▶ INSTRUCTION: Copy the items below word for word, starting at the line that contains "parcel-line <box>655 307 805 327</box>" and ending at the line that contains "house-roof <box>588 466 657 533</box>", with both of those lines included.
**** RECORDS PROVIDED ****
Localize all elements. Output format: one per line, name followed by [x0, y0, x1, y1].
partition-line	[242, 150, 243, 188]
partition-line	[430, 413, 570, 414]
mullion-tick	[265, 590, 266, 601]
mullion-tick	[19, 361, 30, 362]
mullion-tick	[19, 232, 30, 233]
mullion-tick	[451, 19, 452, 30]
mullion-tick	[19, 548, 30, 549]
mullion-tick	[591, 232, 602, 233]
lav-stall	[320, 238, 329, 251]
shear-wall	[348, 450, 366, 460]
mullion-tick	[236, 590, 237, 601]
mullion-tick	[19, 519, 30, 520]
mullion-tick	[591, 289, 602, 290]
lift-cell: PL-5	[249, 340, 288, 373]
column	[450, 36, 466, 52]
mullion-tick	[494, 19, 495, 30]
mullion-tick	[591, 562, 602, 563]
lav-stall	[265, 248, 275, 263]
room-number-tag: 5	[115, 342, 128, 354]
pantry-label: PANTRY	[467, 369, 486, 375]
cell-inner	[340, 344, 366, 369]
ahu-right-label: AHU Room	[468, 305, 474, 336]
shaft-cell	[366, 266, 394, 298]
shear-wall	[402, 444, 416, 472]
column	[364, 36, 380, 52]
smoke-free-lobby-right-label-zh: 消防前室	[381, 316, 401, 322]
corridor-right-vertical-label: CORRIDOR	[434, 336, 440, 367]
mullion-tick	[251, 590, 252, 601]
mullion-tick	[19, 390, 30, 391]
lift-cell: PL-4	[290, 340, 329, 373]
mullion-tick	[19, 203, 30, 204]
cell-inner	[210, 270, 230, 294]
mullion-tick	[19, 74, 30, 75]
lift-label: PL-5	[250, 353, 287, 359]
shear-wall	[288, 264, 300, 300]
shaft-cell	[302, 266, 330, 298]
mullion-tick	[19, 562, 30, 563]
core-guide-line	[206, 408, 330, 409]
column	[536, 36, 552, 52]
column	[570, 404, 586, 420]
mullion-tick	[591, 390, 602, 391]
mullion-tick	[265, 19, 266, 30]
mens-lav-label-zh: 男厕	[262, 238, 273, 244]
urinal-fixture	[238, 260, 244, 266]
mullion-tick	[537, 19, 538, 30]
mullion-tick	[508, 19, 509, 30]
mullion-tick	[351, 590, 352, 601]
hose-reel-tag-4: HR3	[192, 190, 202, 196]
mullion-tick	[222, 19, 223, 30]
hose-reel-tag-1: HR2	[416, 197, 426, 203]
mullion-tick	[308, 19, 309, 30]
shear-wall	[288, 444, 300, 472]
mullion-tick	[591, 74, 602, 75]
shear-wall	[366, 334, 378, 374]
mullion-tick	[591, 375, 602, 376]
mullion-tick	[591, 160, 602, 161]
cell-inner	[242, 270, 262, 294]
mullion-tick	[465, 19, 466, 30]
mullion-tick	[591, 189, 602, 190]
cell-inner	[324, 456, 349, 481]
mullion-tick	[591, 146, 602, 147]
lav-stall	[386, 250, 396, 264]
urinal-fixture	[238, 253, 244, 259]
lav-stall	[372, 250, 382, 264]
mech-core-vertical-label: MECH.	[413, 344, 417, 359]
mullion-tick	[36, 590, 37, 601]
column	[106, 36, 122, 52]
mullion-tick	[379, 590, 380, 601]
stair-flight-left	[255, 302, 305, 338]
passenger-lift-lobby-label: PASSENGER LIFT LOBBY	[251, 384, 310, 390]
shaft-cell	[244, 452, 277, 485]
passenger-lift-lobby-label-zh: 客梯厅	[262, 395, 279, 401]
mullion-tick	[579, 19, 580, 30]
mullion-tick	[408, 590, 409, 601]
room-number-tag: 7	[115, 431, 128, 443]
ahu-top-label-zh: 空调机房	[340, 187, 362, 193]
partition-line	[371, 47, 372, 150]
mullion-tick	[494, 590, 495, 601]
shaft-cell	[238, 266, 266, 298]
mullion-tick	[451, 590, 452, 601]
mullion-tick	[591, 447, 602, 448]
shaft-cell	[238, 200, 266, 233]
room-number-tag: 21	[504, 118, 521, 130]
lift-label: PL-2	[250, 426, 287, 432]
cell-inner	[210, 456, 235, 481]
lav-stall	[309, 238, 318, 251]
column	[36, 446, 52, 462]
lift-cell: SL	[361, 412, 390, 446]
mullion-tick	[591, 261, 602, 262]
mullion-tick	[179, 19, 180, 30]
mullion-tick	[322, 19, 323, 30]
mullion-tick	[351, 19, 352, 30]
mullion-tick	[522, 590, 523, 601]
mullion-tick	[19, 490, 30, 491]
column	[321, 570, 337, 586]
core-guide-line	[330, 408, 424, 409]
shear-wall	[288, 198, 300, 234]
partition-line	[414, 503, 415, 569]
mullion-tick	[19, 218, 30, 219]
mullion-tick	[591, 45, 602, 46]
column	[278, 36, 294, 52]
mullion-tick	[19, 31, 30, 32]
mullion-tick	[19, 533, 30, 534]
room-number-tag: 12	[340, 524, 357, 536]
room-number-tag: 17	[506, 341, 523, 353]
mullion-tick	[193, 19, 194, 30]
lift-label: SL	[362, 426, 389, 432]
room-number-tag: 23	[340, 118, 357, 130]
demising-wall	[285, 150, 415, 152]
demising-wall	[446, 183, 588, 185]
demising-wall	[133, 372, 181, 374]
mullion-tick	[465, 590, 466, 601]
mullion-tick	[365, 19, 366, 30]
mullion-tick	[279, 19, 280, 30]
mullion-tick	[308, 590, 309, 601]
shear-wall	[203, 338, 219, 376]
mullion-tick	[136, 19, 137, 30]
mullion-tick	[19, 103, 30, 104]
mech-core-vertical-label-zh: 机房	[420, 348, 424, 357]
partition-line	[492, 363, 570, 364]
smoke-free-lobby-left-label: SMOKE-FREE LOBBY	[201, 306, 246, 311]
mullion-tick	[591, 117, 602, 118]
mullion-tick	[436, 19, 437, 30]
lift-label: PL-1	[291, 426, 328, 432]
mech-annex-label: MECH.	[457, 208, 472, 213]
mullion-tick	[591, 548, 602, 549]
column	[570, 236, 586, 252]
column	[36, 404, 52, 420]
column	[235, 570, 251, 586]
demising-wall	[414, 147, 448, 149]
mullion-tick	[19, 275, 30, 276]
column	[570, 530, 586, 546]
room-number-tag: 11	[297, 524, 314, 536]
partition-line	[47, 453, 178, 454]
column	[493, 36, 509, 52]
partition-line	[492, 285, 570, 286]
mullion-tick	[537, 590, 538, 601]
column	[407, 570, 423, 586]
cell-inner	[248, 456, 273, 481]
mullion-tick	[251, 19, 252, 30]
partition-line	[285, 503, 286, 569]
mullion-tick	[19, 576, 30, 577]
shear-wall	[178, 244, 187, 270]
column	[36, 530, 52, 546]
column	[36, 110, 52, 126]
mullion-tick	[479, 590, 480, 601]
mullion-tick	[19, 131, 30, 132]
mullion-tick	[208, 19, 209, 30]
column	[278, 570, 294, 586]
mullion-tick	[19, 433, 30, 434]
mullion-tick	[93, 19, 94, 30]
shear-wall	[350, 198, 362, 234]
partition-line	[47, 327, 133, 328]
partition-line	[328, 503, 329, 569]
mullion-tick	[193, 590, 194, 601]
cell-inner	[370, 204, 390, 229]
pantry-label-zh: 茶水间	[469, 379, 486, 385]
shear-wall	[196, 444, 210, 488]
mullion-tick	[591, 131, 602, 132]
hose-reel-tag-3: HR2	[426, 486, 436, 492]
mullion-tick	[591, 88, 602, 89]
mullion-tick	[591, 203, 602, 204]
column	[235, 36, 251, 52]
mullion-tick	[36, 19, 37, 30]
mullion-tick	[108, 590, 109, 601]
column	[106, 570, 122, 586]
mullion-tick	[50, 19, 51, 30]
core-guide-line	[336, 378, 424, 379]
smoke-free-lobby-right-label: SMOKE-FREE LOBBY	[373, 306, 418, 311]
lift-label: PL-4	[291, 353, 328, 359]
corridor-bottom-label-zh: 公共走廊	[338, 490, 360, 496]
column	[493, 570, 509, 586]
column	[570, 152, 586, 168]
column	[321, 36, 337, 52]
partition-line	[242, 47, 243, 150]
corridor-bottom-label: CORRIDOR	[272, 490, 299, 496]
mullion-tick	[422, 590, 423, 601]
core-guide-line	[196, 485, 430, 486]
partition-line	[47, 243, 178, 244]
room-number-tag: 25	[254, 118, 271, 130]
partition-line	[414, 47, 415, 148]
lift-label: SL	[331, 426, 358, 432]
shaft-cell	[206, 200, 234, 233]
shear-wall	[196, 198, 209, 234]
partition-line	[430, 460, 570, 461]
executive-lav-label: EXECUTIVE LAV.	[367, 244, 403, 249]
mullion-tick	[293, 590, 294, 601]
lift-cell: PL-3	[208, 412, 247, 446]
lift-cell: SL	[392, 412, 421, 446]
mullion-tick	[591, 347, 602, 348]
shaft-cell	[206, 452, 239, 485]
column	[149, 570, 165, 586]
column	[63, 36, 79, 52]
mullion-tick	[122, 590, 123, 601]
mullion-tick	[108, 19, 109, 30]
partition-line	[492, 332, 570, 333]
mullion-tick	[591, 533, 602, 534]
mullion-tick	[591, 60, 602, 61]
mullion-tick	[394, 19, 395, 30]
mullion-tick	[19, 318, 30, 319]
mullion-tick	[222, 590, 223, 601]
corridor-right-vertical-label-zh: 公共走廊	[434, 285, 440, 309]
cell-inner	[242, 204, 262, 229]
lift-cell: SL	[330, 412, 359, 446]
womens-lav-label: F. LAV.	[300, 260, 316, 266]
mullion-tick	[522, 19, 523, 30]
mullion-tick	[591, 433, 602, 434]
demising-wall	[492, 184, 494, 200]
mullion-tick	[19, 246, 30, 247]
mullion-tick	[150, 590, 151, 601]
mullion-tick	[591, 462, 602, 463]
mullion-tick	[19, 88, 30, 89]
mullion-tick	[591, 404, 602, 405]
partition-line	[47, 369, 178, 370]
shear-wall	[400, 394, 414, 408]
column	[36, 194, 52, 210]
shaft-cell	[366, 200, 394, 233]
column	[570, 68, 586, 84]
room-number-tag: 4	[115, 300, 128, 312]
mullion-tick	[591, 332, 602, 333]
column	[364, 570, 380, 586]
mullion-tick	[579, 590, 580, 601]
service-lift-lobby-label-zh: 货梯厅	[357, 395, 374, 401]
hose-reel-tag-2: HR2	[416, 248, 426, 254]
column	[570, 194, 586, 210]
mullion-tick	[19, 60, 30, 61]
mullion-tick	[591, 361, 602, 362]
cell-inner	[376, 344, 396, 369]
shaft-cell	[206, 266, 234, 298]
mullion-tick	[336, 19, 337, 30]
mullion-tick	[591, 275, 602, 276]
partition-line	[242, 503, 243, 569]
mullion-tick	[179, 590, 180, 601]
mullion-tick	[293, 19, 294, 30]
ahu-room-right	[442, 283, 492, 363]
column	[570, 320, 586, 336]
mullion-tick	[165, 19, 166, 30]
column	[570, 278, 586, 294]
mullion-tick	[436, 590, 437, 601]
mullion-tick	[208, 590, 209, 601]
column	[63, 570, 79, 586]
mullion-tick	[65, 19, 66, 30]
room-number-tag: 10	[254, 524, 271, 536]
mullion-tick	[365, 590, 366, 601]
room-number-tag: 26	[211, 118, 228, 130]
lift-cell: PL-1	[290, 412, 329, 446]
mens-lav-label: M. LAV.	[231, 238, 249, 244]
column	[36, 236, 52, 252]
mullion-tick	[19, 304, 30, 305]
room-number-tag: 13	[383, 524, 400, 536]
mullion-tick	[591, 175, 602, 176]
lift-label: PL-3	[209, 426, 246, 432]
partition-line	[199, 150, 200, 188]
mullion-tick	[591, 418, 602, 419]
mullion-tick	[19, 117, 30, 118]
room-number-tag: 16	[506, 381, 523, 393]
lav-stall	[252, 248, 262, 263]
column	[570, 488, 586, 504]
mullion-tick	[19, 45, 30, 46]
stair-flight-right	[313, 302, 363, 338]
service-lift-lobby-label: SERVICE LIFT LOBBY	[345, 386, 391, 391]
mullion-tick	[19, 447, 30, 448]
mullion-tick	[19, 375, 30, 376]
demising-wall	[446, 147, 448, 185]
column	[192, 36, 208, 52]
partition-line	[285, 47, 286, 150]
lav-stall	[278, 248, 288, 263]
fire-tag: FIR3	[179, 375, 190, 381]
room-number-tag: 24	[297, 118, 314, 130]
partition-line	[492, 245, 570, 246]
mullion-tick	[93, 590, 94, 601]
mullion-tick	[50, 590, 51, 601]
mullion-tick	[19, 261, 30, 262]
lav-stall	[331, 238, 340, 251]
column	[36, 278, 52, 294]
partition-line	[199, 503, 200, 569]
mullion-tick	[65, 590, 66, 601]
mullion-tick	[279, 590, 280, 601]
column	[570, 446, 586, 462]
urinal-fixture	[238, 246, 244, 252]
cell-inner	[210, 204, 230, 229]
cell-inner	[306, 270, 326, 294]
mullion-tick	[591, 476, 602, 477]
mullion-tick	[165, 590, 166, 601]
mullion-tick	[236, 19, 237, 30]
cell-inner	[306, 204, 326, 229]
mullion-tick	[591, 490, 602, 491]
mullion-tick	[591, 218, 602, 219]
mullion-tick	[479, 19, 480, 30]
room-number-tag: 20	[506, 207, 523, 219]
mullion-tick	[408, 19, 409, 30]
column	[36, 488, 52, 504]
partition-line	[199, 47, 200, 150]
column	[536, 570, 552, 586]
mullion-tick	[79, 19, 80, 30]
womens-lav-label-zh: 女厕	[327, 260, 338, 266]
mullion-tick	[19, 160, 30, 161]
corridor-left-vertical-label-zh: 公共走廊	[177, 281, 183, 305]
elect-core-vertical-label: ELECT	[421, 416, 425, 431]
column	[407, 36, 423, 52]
****
**** RECORDS PROVIDED ****
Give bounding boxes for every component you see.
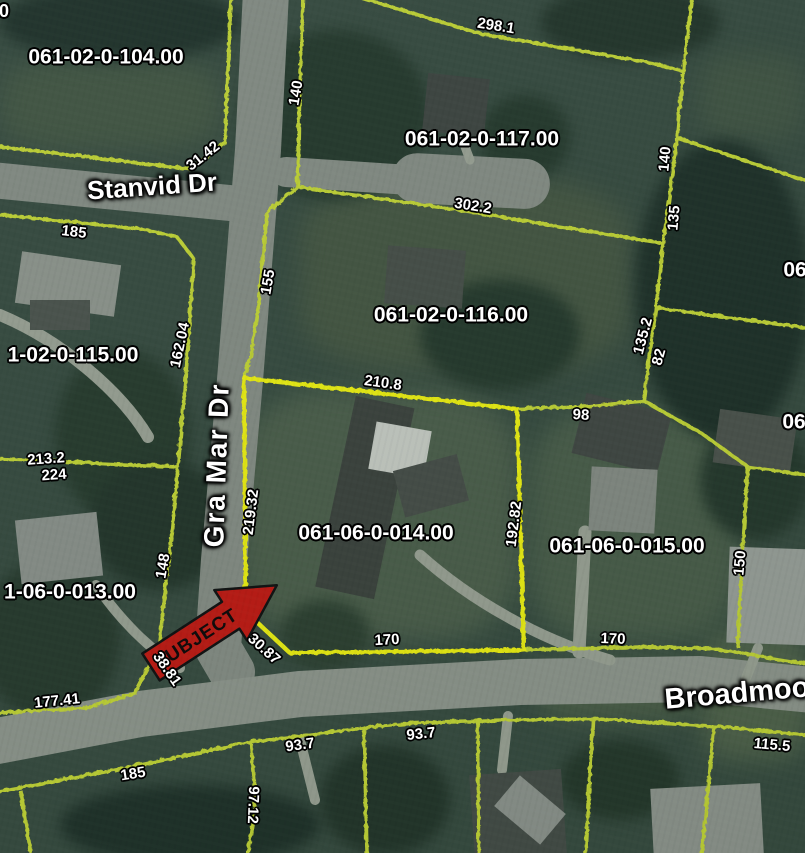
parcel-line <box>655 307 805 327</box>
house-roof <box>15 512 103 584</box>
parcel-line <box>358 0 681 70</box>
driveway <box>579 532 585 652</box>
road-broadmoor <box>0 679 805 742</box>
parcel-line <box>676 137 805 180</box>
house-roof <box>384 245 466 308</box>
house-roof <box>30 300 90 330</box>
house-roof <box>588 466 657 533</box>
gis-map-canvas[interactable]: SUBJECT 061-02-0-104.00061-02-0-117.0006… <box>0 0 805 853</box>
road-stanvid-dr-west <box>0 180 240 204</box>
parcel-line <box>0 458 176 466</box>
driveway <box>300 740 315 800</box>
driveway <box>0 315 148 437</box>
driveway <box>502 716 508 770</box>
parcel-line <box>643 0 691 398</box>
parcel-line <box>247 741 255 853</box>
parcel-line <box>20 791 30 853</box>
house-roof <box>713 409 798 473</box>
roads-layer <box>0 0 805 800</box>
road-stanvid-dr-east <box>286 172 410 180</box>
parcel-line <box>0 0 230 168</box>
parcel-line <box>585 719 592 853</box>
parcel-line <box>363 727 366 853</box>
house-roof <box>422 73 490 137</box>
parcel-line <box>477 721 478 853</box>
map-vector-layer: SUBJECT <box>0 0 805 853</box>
****
▶ WORKED SOLUTION:
parcel-line <box>655 307 805 327</box>
house-roof <box>15 512 103 584</box>
parcel-line <box>358 0 681 70</box>
driveway <box>579 532 585 652</box>
road-broadmoor <box>0 679 805 742</box>
parcel-line <box>676 137 805 180</box>
house-roof <box>384 245 466 308</box>
house-roof <box>30 300 90 330</box>
house-roof <box>588 466 657 533</box>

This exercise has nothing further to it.